Exercise objective:
Output each entry verbatim and exclude every picture from it.

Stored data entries
* * * * * * *

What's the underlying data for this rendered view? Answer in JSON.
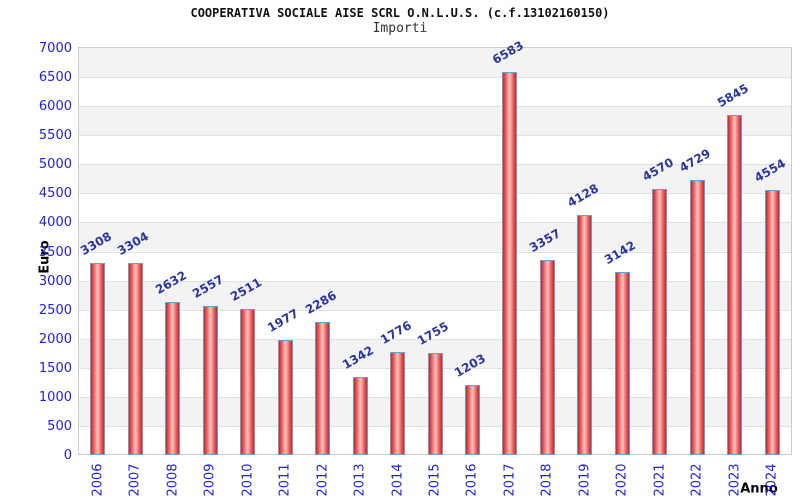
{
  "chart_data": {
    "type": "bar",
    "title": "COOPERATIVA SOCIALE AISE SCRL O.N.L.U.S. (c.f.13102160150)",
    "subtitle": "Importi",
    "xlabel": "Anno",
    "ylabel": "Euro",
    "categories": [
      "2006",
      "2007",
      "2008",
      "2009",
      "2010",
      "2011",
      "2012",
      "2013",
      "2014",
      "2015",
      "2016",
      "2017",
      "2018",
      "2019",
      "2020",
      "2021",
      "2022",
      "2023",
      "2024"
    ],
    "values": [
      3308,
      3304,
      2632,
      2557,
      2511,
      1977,
      2286,
      1342,
      1776,
      1755,
      1203,
      6583,
      3357,
      4128,
      3142,
      4570,
      4729,
      5845,
      4554
    ],
    "ylim": [
      0,
      7000
    ],
    "ytick_step": 500,
    "grid": "horizontal-bands",
    "legend": "none",
    "colors": {
      "bar_edge": "#d42222",
      "bar_mid": "#ea6060",
      "bar_center": "#f8bcbc",
      "bar_border": "#64a0d8",
      "tick_label": "#2222dd",
      "value_label": "#2a35a0",
      "band_gray": "#f3f3f3",
      "gridline": "#e2e2e2",
      "plot_border": "#cccccc",
      "axis_title": "#333333",
      "title": "#111111",
      "subtitle": "#333333"
    }
  }
}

* * * * * * *

Response:
What's the underlying data for this rendered view? Answer in JSON.
{
  "chart_data": {
    "type": "bar",
    "title": "COOPERATIVA SOCIALE AISE SCRL O.N.L.U.S. (c.f.13102160150)",
    "subtitle": "Importi",
    "xlabel": "Anno",
    "ylabel": "Euro",
    "categories": [
      "2006",
      "2007",
      "2008",
      "2009",
      "2010",
      "2011",
      "2012",
      "2013",
      "2014",
      "2015",
      "2016",
      "2017",
      "2018",
      "2019",
      "2020",
      "2021",
      "2022",
      "2023",
      "2024"
    ],
    "values": [
      3308,
      3304,
      2632,
      2557,
      2511,
      1977,
      2286,
      1342,
      1776,
      1755,
      1203,
      6583,
      3357,
      4128,
      3142,
      4570,
      4729,
      5845,
      4554
    ],
    "ylim": [
      0,
      7000
    ],
    "ytick_step": 500,
    "grid": "horizontal-bands",
    "legend": "none",
    "colors": {
      "bar_edge": "#d42222",
      "bar_mid": "#ea6060",
      "bar_center": "#f8bcbc",
      "bar_border": "#64a0d8",
      "tick_label": "#2222dd",
      "value_label": "#2a35a0",
      "band_gray": "#f3f3f3",
      "gridline": "#e2e2e2",
      "plot_border": "#cccccc",
      "axis_title": "#333333",
      "title": "#111111",
      "subtitle": "#333333"
    }
  }
}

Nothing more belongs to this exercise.